_Written exercise_. Return, character for character, the lines from the one bearing "Parse this screenshot: output" through the end of the material. Omit everything before that line.

_Supplied information_.
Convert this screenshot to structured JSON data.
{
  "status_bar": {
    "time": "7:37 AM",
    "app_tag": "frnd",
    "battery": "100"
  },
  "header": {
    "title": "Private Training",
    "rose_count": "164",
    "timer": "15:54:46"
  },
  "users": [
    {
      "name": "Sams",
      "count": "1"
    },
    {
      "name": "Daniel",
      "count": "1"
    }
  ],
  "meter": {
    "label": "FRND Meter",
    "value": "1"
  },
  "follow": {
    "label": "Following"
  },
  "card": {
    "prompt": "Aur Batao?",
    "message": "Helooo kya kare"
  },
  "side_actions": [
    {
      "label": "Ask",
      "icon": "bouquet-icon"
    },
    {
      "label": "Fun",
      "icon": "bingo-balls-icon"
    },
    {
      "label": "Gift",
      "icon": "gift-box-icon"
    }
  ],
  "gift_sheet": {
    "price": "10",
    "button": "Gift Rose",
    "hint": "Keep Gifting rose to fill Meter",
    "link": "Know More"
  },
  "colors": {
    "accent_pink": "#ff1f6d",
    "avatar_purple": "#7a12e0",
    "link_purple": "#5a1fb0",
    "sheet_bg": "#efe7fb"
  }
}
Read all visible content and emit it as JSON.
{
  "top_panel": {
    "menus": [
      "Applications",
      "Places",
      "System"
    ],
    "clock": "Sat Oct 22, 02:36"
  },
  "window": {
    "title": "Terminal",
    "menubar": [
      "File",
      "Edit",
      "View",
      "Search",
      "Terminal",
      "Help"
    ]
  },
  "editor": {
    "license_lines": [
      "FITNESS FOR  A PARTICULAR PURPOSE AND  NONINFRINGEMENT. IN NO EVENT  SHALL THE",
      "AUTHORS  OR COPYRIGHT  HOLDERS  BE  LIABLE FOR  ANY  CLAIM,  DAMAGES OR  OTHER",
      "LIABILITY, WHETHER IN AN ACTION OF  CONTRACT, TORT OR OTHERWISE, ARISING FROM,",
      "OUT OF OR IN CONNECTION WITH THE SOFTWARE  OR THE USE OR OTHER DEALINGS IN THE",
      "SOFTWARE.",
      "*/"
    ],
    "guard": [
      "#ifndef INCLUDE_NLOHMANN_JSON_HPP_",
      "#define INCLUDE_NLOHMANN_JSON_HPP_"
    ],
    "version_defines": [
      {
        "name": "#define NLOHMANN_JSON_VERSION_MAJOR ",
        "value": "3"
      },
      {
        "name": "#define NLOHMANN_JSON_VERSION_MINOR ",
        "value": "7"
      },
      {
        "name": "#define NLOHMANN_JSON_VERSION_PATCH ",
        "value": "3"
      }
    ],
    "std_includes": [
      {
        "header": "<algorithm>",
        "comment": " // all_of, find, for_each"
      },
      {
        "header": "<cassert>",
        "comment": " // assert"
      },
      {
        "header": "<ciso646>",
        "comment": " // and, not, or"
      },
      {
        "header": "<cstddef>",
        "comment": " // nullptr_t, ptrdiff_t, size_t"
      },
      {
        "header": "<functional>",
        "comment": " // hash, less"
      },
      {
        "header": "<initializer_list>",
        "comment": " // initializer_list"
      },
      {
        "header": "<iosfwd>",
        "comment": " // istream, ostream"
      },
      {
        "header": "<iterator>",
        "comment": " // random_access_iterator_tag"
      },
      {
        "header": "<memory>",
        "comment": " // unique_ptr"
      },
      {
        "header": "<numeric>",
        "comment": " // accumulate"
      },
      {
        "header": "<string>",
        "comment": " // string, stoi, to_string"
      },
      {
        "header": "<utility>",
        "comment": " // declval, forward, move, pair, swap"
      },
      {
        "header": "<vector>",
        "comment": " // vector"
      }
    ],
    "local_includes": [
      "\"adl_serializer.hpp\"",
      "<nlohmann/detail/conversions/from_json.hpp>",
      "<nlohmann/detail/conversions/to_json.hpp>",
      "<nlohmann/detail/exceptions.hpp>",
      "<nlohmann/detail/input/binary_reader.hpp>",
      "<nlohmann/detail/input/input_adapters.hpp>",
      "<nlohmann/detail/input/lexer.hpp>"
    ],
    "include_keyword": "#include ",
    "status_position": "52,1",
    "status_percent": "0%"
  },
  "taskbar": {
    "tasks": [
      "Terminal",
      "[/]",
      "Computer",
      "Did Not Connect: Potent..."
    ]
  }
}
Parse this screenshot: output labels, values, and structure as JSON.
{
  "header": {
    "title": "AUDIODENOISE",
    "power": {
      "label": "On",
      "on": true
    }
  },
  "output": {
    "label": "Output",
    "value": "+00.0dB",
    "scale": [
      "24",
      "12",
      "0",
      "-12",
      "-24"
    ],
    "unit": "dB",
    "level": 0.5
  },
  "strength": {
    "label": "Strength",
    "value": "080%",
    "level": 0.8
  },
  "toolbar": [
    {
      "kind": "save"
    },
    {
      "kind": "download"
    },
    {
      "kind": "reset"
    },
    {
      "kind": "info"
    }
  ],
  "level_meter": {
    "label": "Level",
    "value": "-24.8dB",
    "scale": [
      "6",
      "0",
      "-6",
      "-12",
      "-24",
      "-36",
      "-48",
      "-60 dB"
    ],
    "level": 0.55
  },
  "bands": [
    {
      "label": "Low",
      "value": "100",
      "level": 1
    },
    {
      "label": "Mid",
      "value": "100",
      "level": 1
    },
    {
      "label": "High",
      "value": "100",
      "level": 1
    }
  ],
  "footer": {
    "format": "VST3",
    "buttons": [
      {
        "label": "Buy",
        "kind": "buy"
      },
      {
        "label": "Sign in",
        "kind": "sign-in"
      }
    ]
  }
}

_Response_.
Parse this screenshot: output labels, values, and structure as JSON.
{
  "header": {
    "title": "AUDIODENOISE",
    "power": {
      "label": "On",
      "on": true
    }
  },
  "output": {
    "label": "Output",
    "value": "+00.0dB",
    "scale": [
      "24",
      "12",
      "0",
      "-12",
      "-24"
    ],
    "unit": "dB",
    "level": 0.5
  },
  "strength": {
    "label": "Strength",
    "value": "080%",
    "level": 0.8
  },
  "toolbar": [
    {
      "kind": "save"
    },
    {
      "kind": "download"
    },
    {
      "kind": "reset"
    },
    {
      "kind": "info"
    }
  ],
  "level_meter": {
    "label": "Level",
    "value": "-24.8dB",
    "scale": [
      "6",
      "0",
      "-6",
      "-12",
      "-24",
      "-36",
      "-48",
      "-60 dB"
    ],
    "level": 0.55
  },
  "bands": [
    {
      "label": "Low",
      "value": "100",
      "level": 1
    },
    {
      "label": "Mid",
      "value": "100",
      "level": 1
    },
    {
      "label": "High",
      "value": "100",
      "level": 1
    }
  ],
  "footer": {
    "format": "VST3",
    "buttons": [
      {
        "label": "Buy",
        "kind": "buy"
      },
      {
        "label": "Sign in",
        "kind": "sign-in"
      }
    ]
  }
}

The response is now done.